### REQUIREMENTS
Each line that follows should be printed again exactly as it stands.

******

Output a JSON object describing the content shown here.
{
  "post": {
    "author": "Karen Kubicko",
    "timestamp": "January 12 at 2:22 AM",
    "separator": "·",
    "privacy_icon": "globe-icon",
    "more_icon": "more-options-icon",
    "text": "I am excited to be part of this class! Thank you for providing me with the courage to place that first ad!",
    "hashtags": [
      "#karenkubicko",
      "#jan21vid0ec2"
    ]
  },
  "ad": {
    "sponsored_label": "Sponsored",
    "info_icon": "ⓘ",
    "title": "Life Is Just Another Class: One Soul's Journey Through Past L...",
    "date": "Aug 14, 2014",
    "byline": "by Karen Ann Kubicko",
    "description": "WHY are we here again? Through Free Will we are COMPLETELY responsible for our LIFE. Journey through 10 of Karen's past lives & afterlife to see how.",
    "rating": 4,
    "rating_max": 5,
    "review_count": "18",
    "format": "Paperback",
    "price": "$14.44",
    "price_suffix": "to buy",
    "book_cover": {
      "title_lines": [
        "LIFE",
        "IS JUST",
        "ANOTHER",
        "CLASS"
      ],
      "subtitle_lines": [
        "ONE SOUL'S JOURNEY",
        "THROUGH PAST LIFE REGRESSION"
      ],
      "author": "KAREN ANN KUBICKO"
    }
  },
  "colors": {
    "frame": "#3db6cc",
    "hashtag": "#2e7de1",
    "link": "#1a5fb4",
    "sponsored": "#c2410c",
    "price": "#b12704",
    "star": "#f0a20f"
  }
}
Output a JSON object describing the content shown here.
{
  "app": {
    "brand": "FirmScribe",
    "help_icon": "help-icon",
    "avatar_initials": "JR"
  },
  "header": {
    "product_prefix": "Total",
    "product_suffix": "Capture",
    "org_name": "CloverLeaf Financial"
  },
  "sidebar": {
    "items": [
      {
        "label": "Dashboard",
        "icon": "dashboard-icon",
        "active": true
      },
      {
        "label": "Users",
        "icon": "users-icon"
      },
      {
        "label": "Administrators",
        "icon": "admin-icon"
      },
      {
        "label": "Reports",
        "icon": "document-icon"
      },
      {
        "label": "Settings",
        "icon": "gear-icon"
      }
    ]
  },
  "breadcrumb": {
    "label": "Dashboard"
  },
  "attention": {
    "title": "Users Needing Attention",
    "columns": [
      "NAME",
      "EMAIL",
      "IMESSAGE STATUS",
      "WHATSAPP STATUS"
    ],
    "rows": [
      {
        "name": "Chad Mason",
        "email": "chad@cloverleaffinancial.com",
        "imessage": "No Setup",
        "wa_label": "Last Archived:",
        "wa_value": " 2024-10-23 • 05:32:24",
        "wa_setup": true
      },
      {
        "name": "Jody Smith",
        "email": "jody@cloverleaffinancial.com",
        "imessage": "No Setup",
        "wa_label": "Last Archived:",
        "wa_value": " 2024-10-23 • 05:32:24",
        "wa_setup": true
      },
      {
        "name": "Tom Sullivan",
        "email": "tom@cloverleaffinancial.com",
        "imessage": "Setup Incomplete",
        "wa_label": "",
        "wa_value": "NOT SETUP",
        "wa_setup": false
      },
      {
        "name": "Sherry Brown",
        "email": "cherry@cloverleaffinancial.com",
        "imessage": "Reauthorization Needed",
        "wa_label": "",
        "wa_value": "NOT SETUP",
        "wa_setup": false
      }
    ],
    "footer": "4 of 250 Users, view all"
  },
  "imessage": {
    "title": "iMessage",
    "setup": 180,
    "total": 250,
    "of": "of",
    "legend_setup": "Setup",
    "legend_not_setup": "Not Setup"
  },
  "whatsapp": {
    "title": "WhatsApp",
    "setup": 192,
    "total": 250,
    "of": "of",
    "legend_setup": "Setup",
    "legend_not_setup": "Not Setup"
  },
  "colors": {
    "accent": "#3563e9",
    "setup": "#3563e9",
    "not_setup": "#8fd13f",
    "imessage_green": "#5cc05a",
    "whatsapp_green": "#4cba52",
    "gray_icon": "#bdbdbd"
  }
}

******

### REPLY TO THE TASK
Output a JSON object describing the content shown here.
{
  "post": {
    "author": "Karen Kubicko",
    "timestamp": "January 12 at 2:22 AM",
    "separator": "·",
    "privacy_icon": "globe-icon",
    "more_icon": "more-options-icon",
    "text": "I am excited to be part of this class! Thank you for providing me with the courage to place that first ad!",
    "hashtags": [
      "#karenkubicko",
      "#jan21vid0ec2"
    ]
  },
  "ad": {
    "sponsored_label": "Sponsored",
    "info_icon": "ⓘ",
    "title": "Life Is Just Another Class: One Soul's Journey Through Past L...",
    "date": "Aug 14, 2014",
    "byline": "by Karen Ann Kubicko",
    "description": "WHY are we here again? Through Free Will we are COMPLETELY responsible for our LIFE. Journey through 10 of Karen's past lives & afterlife to see how.",
    "rating": 4,
    "rating_max": 5,
    "review_count": "18",
    "format": "Paperback",
    "price": "$14.44",
    "price_suffix": "to buy",
    "book_cover": {
      "title_lines": [
        "LIFE",
        "IS JUST",
        "ANOTHER",
        "CLASS"
      ],
      "subtitle_lines": [
        "ONE SOUL'S JOURNEY",
        "THROUGH PAST LIFE REGRESSION"
      ],
      "author": "KAREN ANN KUBICKO"
    }
  },
  "colors": {
    "frame": "#3db6cc",
    "hashtag": "#2e7de1",
    "link": "#1a5fb4",
    "sponsored": "#c2410c",
    "price": "#b12704",
    "star": "#f0a20f"
  }
}
Output a JSON object describing the content shown here.
{
  "app": {
    "brand": "FirmScribe",
    "help_icon": "help-icon",
    "avatar_initials": "JR"
  },
  "header": {
    "product_prefix": "Total",
    "product_suffix": "Capture",
    "org_name": "CloverLeaf Financial"
  },
  "sidebar": {
    "items": [
      {
        "label": "Dashboard",
        "icon": "dashboard-icon",
        "active": true
      },
      {
        "label": "Users",
        "icon": "users-icon"
      },
      {
        "label": "Administrators",
        "icon": "admin-icon"
      },
      {
        "label": "Reports",
        "icon": "document-icon"
      },
      {
        "label": "Settings",
        "icon": "gear-icon"
      }
    ]
  },
  "breadcrumb": {
    "label": "Dashboard"
  },
  "attention": {
    "title": "Users Needing Attention",
    "columns": [
      "NAME",
      "EMAIL",
      "IMESSAGE STATUS",
      "WHATSAPP STATUS"
    ],
    "rows": [
      {
        "name": "Chad Mason",
        "email": "chad@cloverleaffinancial.com",
        "imessage": "No Setup",
        "wa_label": "Last Archived:",
        "wa_value": " 2024-10-23 • 05:32:24",
        "wa_setup": true
      },
      {
        "name": "Jody Smith",
        "email": "jody@cloverleaffinancial.com",
        "imessage": "No Setup",
        "wa_label": "Last Archived:",
        "wa_value": " 2024-10-23 • 05:32:24",
        "wa_setup": true
      },
      {
        "name": "Tom Sullivan",
        "email": "tom@cloverleaffinancial.com",
        "imessage": "Setup Incomplete",
        "wa_label": "",
        "wa_value": "NOT SETUP",
        "wa_setup": false
      },
      {
        "name": "Sherry Brown",
        "email": "cherry@cloverleaffinancial.com",
        "imessage": "Reauthorization Needed",
        "wa_label": "",
        "wa_value": "NOT SETUP",
        "wa_setup": false
      }
    ],
    "footer": "4 of 250 Users, view all"
  },
  "imessage": {
    "title": "iMessage",
    "setup": 180,
    "total": 250,
    "of": "of",
    "legend_setup": "Setup",
    "legend_not_setup": "Not Setup"
  },
  "whatsapp": {
    "title": "WhatsApp",
    "setup": 192,
    "total": 250,
    "of": "of",
    "legend_setup": "Setup",
    "legend_not_setup": "Not Setup"
  },
  "colors": {
    "accent": "#3563e9",
    "setup": "#3563e9",
    "not_setup": "#8fd13f",
    "imessage_green": "#5cc05a",
    "whatsapp_green": "#4cba52",
    "gray_icon": "#bdbdbd"
  }
}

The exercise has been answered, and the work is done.